_THE REQUEST_: Find the lines of data that contain the string "Ishfaqul", then list them.

** start of DATASET **

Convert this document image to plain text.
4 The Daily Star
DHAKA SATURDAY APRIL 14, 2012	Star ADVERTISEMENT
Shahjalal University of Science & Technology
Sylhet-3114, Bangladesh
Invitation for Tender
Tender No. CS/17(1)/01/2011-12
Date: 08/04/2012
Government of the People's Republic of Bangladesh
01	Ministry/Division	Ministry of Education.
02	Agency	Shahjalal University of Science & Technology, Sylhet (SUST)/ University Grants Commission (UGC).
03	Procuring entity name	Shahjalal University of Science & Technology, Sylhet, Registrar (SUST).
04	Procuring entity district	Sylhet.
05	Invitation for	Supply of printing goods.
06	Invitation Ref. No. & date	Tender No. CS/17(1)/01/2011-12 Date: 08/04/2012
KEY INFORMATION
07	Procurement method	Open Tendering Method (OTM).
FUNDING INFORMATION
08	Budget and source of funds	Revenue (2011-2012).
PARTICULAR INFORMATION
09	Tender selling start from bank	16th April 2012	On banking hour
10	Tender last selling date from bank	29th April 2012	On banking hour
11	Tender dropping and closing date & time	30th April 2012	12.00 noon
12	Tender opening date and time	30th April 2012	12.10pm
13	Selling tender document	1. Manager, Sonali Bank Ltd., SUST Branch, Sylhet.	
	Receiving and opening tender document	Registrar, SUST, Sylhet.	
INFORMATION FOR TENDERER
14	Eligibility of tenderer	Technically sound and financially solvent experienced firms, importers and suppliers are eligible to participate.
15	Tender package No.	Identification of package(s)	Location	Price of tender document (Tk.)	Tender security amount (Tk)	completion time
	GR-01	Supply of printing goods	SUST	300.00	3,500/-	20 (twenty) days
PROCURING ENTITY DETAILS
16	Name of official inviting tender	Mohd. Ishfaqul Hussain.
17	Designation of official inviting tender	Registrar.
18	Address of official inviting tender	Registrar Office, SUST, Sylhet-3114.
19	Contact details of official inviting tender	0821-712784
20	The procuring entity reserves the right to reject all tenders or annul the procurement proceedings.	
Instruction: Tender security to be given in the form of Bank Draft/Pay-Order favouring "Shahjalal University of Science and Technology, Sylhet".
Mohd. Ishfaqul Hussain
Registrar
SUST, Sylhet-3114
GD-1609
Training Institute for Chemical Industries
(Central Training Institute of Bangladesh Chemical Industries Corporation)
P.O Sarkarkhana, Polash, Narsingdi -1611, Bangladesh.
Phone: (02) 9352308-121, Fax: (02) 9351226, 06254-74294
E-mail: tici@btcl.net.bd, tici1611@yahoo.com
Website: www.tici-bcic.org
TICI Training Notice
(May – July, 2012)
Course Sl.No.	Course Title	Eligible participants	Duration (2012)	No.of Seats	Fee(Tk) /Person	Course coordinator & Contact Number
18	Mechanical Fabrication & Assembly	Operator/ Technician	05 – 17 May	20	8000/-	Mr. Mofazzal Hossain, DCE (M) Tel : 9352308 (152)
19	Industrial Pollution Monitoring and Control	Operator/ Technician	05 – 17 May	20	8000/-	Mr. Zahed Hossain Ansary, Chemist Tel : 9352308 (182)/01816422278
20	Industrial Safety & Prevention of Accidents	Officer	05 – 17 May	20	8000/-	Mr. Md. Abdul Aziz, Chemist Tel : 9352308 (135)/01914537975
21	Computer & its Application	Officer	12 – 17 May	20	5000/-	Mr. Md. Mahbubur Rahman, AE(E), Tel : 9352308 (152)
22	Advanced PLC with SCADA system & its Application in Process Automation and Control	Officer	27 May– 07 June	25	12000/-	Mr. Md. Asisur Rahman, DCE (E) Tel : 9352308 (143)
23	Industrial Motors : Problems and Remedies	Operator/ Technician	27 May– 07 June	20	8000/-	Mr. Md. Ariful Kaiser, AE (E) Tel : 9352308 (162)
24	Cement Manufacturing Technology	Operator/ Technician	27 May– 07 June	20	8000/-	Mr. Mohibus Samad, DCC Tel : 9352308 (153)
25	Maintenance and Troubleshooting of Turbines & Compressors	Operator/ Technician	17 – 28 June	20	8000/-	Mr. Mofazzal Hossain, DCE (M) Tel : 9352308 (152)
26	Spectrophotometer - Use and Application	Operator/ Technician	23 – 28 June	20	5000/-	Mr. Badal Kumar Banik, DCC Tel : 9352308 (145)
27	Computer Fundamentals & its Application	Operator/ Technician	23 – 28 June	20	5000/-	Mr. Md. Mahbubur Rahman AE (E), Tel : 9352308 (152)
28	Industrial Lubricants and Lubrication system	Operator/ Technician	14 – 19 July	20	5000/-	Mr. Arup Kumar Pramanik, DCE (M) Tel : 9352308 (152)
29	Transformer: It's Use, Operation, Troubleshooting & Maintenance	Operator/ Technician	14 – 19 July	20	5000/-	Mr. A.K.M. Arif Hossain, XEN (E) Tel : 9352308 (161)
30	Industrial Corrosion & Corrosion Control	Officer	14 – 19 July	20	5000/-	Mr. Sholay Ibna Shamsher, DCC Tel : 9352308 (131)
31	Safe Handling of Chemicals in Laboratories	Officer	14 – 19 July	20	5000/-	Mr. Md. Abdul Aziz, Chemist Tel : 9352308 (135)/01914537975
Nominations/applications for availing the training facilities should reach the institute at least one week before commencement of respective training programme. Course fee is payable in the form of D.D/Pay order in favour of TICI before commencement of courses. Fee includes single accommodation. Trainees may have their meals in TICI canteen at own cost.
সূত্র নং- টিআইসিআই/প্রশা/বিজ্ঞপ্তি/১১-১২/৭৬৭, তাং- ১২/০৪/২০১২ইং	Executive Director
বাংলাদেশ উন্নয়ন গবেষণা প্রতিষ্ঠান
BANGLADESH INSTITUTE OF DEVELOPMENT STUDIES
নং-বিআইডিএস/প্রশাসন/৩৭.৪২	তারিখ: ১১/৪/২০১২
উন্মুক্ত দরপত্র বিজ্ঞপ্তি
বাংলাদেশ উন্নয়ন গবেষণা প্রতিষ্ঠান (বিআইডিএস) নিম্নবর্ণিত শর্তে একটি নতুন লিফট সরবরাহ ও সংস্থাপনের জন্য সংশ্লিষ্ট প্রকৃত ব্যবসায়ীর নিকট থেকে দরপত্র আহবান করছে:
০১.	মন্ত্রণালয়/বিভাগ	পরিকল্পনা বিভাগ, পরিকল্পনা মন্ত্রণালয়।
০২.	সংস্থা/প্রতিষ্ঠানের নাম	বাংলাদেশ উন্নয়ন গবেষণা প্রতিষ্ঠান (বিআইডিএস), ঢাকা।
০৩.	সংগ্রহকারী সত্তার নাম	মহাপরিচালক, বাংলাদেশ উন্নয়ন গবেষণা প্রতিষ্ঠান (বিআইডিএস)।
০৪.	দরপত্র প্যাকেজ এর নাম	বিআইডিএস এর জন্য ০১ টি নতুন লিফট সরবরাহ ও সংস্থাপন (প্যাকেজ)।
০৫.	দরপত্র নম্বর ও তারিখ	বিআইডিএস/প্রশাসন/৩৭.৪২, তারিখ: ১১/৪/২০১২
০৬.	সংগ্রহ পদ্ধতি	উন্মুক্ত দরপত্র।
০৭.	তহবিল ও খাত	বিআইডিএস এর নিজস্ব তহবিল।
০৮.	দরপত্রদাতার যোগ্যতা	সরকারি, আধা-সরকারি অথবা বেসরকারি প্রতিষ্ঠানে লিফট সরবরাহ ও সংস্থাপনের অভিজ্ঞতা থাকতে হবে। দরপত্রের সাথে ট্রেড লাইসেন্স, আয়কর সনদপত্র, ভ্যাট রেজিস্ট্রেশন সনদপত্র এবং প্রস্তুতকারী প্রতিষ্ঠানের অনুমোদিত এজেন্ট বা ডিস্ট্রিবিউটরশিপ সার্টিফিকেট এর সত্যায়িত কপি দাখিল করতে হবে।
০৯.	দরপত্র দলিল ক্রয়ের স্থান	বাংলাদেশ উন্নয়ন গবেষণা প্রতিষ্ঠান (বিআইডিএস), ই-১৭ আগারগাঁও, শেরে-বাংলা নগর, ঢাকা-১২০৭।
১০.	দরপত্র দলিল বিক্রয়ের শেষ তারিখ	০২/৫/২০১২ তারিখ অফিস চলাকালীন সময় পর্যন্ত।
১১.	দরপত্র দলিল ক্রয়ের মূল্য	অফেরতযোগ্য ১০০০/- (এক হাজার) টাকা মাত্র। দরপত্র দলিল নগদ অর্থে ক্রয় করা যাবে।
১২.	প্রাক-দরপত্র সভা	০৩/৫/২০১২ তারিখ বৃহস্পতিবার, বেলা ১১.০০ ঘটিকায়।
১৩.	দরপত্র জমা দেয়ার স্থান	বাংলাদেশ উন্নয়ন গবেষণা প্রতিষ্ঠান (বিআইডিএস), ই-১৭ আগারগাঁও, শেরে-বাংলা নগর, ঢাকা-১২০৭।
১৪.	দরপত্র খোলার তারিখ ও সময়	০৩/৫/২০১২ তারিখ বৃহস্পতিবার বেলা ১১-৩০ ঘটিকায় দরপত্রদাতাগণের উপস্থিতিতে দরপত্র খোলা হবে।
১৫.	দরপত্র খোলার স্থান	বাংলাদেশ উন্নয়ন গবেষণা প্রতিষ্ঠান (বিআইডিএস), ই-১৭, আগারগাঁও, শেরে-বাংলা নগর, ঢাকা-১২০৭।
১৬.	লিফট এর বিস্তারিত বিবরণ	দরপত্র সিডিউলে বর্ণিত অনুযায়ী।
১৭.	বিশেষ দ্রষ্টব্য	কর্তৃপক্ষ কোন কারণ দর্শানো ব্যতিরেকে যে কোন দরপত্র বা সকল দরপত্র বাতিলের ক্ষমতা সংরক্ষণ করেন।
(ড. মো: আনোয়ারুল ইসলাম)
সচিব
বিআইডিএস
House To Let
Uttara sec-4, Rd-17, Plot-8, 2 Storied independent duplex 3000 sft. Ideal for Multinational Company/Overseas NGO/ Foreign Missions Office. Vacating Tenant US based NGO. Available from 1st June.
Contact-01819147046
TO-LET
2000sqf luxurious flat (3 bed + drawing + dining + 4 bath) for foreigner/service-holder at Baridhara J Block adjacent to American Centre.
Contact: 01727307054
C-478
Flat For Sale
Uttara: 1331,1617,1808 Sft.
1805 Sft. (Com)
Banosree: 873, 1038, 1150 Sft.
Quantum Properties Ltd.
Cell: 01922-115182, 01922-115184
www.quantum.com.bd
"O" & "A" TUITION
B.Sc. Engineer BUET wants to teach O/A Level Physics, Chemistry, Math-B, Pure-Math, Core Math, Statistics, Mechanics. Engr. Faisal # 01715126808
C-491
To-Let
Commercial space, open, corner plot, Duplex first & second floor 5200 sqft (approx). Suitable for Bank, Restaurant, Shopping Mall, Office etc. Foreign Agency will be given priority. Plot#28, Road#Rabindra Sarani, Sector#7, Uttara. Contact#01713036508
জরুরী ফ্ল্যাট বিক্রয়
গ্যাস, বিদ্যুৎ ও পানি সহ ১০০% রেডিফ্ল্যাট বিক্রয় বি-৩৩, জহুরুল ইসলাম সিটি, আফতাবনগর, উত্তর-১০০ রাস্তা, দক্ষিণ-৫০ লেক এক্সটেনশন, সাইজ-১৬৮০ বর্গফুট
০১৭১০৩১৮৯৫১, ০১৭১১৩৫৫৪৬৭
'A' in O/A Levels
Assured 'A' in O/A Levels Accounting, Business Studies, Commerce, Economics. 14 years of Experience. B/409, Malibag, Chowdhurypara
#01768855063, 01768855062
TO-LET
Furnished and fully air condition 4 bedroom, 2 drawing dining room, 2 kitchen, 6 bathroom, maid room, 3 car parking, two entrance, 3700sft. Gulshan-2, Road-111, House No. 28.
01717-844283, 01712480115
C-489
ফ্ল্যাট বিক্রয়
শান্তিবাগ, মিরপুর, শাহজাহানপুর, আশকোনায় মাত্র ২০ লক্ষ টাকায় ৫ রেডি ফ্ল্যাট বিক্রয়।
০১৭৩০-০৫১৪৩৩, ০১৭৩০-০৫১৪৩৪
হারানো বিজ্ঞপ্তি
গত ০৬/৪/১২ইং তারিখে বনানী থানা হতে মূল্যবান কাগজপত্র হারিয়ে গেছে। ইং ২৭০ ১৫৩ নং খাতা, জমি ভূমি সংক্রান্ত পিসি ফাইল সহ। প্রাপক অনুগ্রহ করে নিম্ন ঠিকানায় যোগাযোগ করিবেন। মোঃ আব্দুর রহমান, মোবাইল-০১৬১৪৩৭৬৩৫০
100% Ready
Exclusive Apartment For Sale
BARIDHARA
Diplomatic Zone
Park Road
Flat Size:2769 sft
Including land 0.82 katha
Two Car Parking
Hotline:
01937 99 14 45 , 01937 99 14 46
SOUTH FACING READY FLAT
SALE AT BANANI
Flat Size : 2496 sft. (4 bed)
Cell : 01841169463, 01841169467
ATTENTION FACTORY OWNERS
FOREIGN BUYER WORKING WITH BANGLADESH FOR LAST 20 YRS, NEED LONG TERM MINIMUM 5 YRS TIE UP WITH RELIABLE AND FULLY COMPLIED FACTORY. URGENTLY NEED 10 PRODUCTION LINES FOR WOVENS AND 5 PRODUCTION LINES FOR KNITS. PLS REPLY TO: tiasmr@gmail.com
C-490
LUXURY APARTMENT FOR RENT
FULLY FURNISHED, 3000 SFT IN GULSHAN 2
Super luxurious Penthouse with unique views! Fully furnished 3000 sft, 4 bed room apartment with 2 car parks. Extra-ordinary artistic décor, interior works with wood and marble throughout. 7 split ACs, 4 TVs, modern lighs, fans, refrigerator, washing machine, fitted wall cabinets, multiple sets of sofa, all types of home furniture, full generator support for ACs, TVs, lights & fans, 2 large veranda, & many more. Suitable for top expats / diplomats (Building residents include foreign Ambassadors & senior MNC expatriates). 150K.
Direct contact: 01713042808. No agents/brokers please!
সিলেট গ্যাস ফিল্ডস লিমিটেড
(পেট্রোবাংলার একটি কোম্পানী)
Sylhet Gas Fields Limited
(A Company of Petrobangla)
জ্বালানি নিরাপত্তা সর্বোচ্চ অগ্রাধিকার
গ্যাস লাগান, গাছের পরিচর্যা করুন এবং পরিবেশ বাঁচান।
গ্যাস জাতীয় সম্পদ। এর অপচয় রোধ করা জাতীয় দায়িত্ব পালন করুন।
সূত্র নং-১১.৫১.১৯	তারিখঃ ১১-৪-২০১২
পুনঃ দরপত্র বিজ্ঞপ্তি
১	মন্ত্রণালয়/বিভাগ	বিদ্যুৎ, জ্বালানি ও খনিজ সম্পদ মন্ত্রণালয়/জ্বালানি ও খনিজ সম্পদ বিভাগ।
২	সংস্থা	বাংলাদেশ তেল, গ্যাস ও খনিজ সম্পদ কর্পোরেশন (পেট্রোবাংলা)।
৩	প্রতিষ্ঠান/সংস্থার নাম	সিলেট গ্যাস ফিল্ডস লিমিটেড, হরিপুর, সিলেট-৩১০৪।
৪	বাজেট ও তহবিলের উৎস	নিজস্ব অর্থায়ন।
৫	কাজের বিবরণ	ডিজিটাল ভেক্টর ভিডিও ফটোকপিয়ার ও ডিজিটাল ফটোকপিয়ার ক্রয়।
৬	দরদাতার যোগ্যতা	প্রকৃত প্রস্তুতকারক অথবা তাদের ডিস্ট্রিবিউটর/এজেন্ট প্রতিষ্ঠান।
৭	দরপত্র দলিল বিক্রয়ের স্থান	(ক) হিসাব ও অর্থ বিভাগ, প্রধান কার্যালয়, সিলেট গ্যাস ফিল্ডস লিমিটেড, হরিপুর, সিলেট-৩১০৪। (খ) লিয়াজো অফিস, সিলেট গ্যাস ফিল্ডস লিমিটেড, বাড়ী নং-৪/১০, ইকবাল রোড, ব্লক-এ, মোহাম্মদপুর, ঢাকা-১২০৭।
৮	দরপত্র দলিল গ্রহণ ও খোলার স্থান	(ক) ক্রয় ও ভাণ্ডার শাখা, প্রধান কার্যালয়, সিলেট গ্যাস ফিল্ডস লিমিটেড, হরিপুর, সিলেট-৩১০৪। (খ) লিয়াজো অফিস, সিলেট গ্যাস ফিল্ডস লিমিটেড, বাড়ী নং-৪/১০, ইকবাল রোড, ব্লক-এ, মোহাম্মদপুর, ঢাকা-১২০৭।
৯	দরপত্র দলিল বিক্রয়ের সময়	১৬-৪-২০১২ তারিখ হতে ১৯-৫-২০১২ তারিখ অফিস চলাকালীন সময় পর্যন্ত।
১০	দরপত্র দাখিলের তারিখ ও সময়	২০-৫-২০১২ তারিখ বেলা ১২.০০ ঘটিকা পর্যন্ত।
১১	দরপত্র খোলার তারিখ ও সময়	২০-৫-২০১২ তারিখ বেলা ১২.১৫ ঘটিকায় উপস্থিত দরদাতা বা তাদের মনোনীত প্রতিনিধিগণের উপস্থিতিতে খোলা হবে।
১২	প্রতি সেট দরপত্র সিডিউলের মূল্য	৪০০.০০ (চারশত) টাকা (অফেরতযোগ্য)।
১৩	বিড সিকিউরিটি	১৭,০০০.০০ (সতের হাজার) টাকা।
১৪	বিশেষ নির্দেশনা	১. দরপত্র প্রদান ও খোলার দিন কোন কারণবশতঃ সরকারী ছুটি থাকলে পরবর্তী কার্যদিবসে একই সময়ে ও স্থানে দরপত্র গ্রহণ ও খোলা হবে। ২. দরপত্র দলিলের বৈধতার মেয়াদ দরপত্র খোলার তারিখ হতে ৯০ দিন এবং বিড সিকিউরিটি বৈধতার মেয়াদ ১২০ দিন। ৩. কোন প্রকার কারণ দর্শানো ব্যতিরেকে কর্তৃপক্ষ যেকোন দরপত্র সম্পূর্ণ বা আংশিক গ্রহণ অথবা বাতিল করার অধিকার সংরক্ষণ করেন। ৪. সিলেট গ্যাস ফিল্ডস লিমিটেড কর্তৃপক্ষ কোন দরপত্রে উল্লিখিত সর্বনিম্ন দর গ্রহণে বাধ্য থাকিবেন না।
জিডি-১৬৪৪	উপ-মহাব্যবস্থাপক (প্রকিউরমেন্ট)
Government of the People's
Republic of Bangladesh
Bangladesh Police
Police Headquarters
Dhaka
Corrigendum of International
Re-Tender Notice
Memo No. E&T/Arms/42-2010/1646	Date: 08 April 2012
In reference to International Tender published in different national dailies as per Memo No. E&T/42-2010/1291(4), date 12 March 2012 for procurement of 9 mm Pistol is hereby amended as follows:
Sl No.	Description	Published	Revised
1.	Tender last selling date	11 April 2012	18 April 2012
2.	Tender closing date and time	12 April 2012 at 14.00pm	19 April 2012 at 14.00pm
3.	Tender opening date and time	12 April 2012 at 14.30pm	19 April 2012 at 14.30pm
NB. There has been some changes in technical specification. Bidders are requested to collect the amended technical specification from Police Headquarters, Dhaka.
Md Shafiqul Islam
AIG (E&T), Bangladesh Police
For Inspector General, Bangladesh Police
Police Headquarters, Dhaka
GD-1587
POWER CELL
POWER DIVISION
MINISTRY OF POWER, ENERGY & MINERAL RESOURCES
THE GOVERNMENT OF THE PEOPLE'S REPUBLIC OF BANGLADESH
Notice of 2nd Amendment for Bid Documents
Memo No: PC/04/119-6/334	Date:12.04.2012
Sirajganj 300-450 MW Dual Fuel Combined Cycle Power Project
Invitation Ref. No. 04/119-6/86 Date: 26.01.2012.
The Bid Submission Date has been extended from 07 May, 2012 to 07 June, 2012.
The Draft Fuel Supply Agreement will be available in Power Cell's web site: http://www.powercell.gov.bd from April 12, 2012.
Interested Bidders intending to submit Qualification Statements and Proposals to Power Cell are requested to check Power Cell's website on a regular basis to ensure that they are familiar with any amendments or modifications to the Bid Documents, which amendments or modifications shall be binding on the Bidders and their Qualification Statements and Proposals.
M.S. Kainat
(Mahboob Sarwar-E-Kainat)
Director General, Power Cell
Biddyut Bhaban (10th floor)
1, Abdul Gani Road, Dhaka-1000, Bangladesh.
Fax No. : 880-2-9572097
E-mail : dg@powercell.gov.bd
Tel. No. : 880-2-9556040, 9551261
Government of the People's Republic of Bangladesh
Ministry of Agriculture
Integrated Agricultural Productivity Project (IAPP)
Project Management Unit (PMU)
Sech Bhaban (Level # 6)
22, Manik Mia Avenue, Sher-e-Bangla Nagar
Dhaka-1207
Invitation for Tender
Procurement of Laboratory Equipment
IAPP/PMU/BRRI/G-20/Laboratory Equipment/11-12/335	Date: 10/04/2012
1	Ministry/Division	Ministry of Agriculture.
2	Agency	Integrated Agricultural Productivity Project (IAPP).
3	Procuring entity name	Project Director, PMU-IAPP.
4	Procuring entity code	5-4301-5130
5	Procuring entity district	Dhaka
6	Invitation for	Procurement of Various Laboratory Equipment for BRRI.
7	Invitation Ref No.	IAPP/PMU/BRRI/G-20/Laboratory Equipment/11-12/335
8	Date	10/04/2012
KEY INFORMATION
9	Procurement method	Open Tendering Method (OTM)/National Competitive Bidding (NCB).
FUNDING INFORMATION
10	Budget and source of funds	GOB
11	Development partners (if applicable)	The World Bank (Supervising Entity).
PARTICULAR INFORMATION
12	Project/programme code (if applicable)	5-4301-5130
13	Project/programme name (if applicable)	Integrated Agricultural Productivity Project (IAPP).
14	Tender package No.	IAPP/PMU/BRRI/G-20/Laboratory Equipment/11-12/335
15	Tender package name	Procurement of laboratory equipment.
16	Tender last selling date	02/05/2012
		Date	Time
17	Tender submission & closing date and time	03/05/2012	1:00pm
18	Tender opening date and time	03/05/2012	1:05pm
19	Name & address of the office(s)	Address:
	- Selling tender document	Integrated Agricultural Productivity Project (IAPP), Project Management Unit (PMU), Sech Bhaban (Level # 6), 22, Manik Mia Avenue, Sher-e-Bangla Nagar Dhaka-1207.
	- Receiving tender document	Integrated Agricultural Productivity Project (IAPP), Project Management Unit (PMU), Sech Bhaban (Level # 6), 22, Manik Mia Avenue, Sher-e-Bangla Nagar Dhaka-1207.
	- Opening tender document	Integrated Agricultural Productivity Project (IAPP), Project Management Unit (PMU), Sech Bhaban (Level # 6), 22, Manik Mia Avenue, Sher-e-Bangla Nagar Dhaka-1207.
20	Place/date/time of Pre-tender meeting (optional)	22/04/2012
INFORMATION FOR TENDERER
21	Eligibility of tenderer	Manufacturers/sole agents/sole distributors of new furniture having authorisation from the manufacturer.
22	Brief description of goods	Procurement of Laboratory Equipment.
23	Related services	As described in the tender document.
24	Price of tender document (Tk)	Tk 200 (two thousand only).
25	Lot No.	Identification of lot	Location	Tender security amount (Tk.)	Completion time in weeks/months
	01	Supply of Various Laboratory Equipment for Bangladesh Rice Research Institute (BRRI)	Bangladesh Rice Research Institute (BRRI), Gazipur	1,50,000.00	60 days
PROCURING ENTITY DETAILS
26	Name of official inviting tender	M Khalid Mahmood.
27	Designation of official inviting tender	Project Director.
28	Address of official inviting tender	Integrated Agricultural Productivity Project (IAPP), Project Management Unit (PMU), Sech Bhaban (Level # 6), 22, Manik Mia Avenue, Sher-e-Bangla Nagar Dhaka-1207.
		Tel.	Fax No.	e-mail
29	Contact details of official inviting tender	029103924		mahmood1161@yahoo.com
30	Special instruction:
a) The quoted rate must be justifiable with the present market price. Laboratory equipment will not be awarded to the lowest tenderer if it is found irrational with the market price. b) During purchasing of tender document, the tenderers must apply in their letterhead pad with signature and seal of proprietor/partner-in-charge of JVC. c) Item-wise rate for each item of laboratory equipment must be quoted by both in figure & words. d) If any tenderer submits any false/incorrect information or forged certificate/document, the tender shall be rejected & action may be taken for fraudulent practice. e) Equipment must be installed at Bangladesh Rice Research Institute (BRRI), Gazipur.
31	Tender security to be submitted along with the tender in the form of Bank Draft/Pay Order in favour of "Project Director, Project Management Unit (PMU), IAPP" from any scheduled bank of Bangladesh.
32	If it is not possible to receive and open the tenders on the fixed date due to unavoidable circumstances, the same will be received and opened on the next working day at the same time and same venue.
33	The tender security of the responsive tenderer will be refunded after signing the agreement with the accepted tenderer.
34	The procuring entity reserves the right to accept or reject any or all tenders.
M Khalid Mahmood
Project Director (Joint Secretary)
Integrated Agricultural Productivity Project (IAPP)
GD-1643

** end of DATASET **

_FULL SOLUTION_:
16	Name of official inviting tender	Mohd. Ishfaqul Hussain.
Mohd. Ishfaqul Hussain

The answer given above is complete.